-------- Data excerpts

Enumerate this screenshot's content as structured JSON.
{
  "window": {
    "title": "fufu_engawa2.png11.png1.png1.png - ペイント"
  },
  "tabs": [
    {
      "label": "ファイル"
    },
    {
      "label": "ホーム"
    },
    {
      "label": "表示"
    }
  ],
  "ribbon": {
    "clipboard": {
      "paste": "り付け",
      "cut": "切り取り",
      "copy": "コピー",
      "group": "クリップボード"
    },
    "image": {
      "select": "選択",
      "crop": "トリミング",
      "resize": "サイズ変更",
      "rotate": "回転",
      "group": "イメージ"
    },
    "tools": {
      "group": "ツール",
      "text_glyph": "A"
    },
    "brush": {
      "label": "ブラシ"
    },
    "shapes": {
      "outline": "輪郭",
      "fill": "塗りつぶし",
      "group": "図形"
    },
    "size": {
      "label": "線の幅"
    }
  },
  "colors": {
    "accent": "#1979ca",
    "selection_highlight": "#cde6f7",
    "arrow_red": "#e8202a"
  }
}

----------------

## Stated problem
Write down all the entries again without a single difference.

## Result of this exercise
Enumerate this screenshot's content as structured JSON.
{
  "window": {
    "title": "fufu_engawa2.png11.png1.png1.png - ペイント"
  },
  "tabs": [
    {
      "label": "ファイル"
    },
    {
      "label": "ホーム"
    },
    {
      "label": "表示"
    }
  ],
  "ribbon": {
    "clipboard": {
      "paste": "り付け",
      "cut": "切り取り",
      "copy": "コピー",
      "group": "クリップボード"
    },
    "image": {
      "select": "選択",
      "crop": "トリミング",
      "resize": "サイズ変更",
      "rotate": "回転",
      "group": "イメージ"
    },
    "tools": {
      "group": "ツール",
      "text_glyph": "A"
    },
    "brush": {
      "label": "ブラシ"
    },
    "shapes": {
      "outline": "輪郭",
      "fill": "塗りつぶし",
      "group": "図形"
    },
    "size": {
      "label": "線の幅"
    }
  },
  "colors": {
    "accent": "#1979ca",
    "selection_highlight": "#cde6f7",
    "arrow_red": "#e8202a"
  }
}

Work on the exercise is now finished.